**Request**:
Please gather each line in the records below that contains the word "스프링와셔", and copy those lines out.

**Material supplied**:
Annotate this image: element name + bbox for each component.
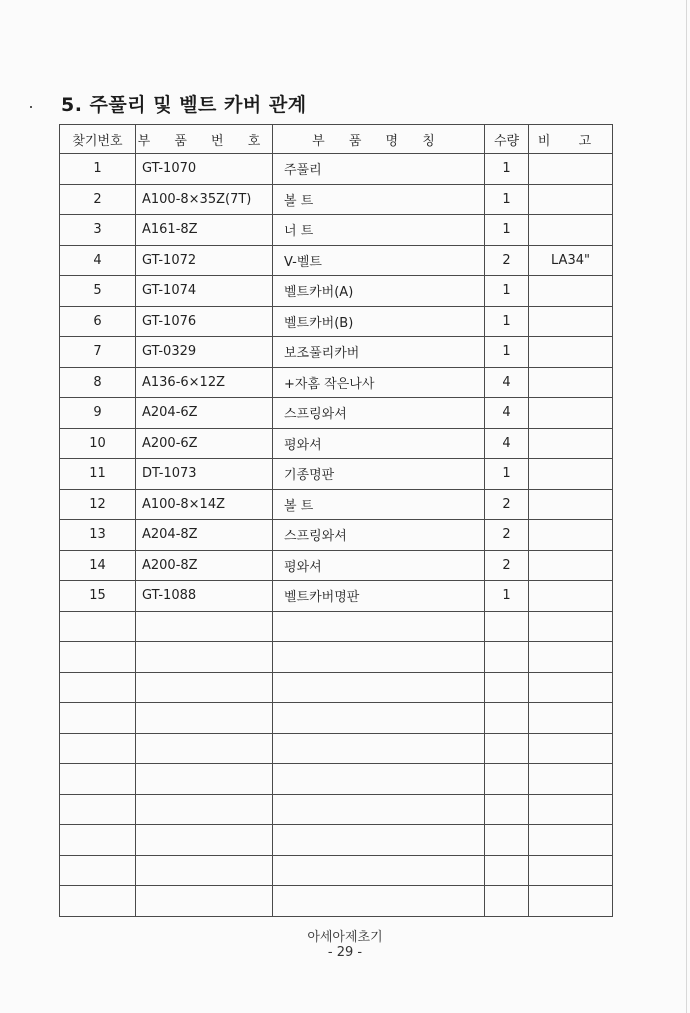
page-edge xyxy=(686,0,687,1013)
header-remarks: 비 고 xyxy=(529,125,613,154)
cell-quantity: 2 xyxy=(485,489,529,520)
empty-cell xyxy=(485,672,529,703)
empty-cell xyxy=(529,733,613,764)
empty-cell xyxy=(60,733,136,764)
cell-part-number: GT-1088 xyxy=(136,581,273,612)
table-row xyxy=(60,215,613,246)
table-row xyxy=(60,276,613,307)
empty-cell xyxy=(136,794,273,825)
empty-cell xyxy=(136,886,273,917)
cell-ref-number: 5 xyxy=(60,276,136,307)
empty-cell xyxy=(60,764,136,795)
empty-cell xyxy=(529,672,613,703)
cell-part-name: 평와셔 xyxy=(273,428,485,459)
empty-cell xyxy=(529,855,613,886)
empty-cell xyxy=(529,764,613,795)
cell-quantity: 4 xyxy=(485,428,529,459)
cell-part-name: 기종명판 xyxy=(273,459,485,490)
cell-quantity: 1 xyxy=(485,276,529,307)
cell-part-name: +자홈 작은나사 xyxy=(273,367,485,398)
cell-ref-number: 1 xyxy=(60,154,136,185)
cell-ref-number: 9 xyxy=(60,398,136,429)
empty-cell xyxy=(485,764,529,795)
header-quantity: 수량 xyxy=(485,125,529,154)
empty-cell xyxy=(60,855,136,886)
cell-ref-number: 13 xyxy=(60,520,136,551)
table-row xyxy=(60,520,613,551)
empty-table-row xyxy=(60,886,613,917)
table-row xyxy=(60,184,613,215)
empty-cell xyxy=(485,794,529,825)
empty-cell xyxy=(485,886,529,917)
empty-cell xyxy=(60,794,136,825)
empty-cell xyxy=(529,794,613,825)
cell-ref-number: 12 xyxy=(60,489,136,520)
cell-part-number: GT-1072 xyxy=(136,245,273,276)
empty-cell xyxy=(136,825,273,856)
cell-remarks xyxy=(529,550,613,581)
cell-part-name: 보조풀리카버 xyxy=(273,337,485,368)
empty-table-row xyxy=(60,764,613,795)
empty-cell xyxy=(136,855,273,886)
table-row xyxy=(60,398,613,429)
empty-cell xyxy=(136,703,273,734)
table-row xyxy=(60,337,613,368)
cell-remarks xyxy=(529,337,613,368)
cell-part-number: A200-6Z xyxy=(136,428,273,459)
cell-part-name: 벨트카버(A) xyxy=(273,276,485,307)
empty-table-row xyxy=(60,794,613,825)
empty-cell xyxy=(485,825,529,856)
header-part-number: 부 품 번 호 xyxy=(136,125,273,154)
cell-remarks xyxy=(529,367,613,398)
table-row xyxy=(60,550,613,581)
table-row xyxy=(60,428,613,459)
table-row xyxy=(60,489,613,520)
cell-ref-number: 11 xyxy=(60,459,136,490)
cell-part-number: GT-1074 xyxy=(136,276,273,307)
cell-quantity: 4 xyxy=(485,398,529,429)
empty-cell xyxy=(485,733,529,764)
empty-cell xyxy=(273,855,485,886)
cell-ref-number: 14 xyxy=(60,550,136,581)
cell-quantity: 4 xyxy=(485,367,529,398)
empty-table-row xyxy=(60,825,613,856)
cell-part-name: 스프링와셔 xyxy=(273,398,485,429)
table-row xyxy=(60,367,613,398)
header-ref-number: 찾기번호 xyxy=(60,125,136,154)
cell-part-number: DT-1073 xyxy=(136,459,273,490)
empty-cell xyxy=(485,703,529,734)
empty-cell xyxy=(273,886,485,917)
cell-part-number: A100-8×14Z xyxy=(136,489,273,520)
empty-table-row xyxy=(60,703,613,734)
table-header-row xyxy=(60,125,613,154)
empty-cell xyxy=(60,642,136,673)
cell-part-name: 스프링와셔 xyxy=(273,520,485,551)
cell-quantity: 2 xyxy=(485,520,529,551)
empty-cell xyxy=(60,672,136,703)
empty-table-row xyxy=(60,733,613,764)
cell-ref-number: 6 xyxy=(60,306,136,337)
cell-part-number: GT-1076 xyxy=(136,306,273,337)
header-part-name: 부 품 명 칭 xyxy=(273,125,485,154)
empty-table-row xyxy=(60,672,613,703)
cell-ref-number: 15 xyxy=(60,581,136,612)
empty-cell xyxy=(136,733,273,764)
cell-ref-number: 3 xyxy=(60,215,136,246)
cell-part-name: 평와셔 xyxy=(273,550,485,581)
empty-cell xyxy=(273,825,485,856)
empty-cell xyxy=(273,703,485,734)
empty-cell xyxy=(273,672,485,703)
cell-part-name: 볼 트 xyxy=(273,489,485,520)
cell-part-number: GT-1070 xyxy=(136,154,273,185)
empty-cell xyxy=(273,794,485,825)
footer-manufacturer: 아세아제초기 xyxy=(307,930,383,945)
cell-part-name: 벨트카버명판 xyxy=(273,581,485,612)
cell-part-number: A200-8Z xyxy=(136,550,273,581)
cell-remarks: LA34" xyxy=(529,245,613,276)
cell-remarks xyxy=(529,276,613,307)
cell-part-number: GT-0329 xyxy=(136,337,273,368)
cell-remarks xyxy=(529,489,613,520)
cell-part-number: A100-8×35Z(7T) xyxy=(136,184,273,215)
cell-ref-number: 10 xyxy=(60,428,136,459)
empty-cell xyxy=(136,672,273,703)
empty-cell xyxy=(273,764,485,795)
table-row xyxy=(60,245,613,276)
cell-remarks xyxy=(529,581,613,612)
section-title: 5. 주풀리 및 벨트 카버 관계 xyxy=(61,94,307,116)
empty-cell xyxy=(60,886,136,917)
empty-cell xyxy=(136,764,273,795)
scan-speck xyxy=(30,106,32,108)
cell-remarks xyxy=(529,398,613,429)
empty-table-row xyxy=(60,642,613,673)
empty-cell xyxy=(485,855,529,886)
empty-cell xyxy=(60,703,136,734)
empty-cell xyxy=(60,825,136,856)
cell-ref-number: 2 xyxy=(60,184,136,215)
cell-quantity: 1 xyxy=(485,337,529,368)
empty-cell xyxy=(273,611,485,642)
cell-part-number: A204-6Z xyxy=(136,398,273,429)
empty-cell xyxy=(529,642,613,673)
cell-quantity: 1 xyxy=(485,306,529,337)
empty-cell xyxy=(136,611,273,642)
cell-part-name: 벨트카버(B) xyxy=(273,306,485,337)
cell-remarks xyxy=(529,154,613,185)
cell-remarks xyxy=(529,459,613,490)
cell-quantity: 1 xyxy=(485,459,529,490)
parts-table-body xyxy=(60,154,613,917)
table-row xyxy=(60,459,613,490)
table-row xyxy=(60,581,613,612)
cell-part-name: 너 트 xyxy=(273,215,485,246)
empty-cell xyxy=(60,611,136,642)
empty-cell xyxy=(136,642,273,673)
cell-remarks xyxy=(529,215,613,246)
empty-table-row xyxy=(60,855,613,886)
cell-remarks xyxy=(529,306,613,337)
cell-quantity: 1 xyxy=(485,581,529,612)
empty-cell xyxy=(485,611,529,642)
empty-cell xyxy=(529,611,613,642)
cell-part-number: A161-8Z xyxy=(136,215,273,246)
table-row xyxy=(60,154,613,185)
empty-cell xyxy=(529,703,613,734)
empty-cell xyxy=(273,642,485,673)
empty-table-row xyxy=(60,611,613,642)
cell-ref-number: 7 xyxy=(60,337,136,368)
cell-quantity: 1 xyxy=(485,154,529,185)
empty-cell xyxy=(529,886,613,917)
cell-part-name: 주풀리 xyxy=(273,154,485,185)
cell-part-number: A136-6×12Z xyxy=(136,367,273,398)
cell-ref-number: 8 xyxy=(60,367,136,398)
cell-remarks xyxy=(529,520,613,551)
cell-remarks xyxy=(529,428,613,459)
cell-ref-number: 4 xyxy=(60,245,136,276)
empty-cell xyxy=(485,642,529,673)
cell-part-name: V-벨트 xyxy=(273,245,485,276)
parts-table xyxy=(59,124,613,917)
cell-part-number: A204-8Z xyxy=(136,520,273,551)
page-number: - 29 - xyxy=(327,945,363,960)
cell-quantity: 1 xyxy=(485,184,529,215)
empty-cell xyxy=(529,825,613,856)
cell-remarks xyxy=(529,184,613,215)
cell-quantity: 2 xyxy=(485,550,529,581)
cell-part-name: 볼 트 xyxy=(273,184,485,215)
cell-quantity: 2 xyxy=(485,245,529,276)
empty-cell xyxy=(273,733,485,764)
table-row xyxy=(60,306,613,337)
cell-quantity: 1 xyxy=(485,215,529,246)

**Task result**:
cell-part-name: 스프링와셔 xyxy=(273,398,485,429)
cell-part-name: 스프링와셔 xyxy=(273,520,485,551)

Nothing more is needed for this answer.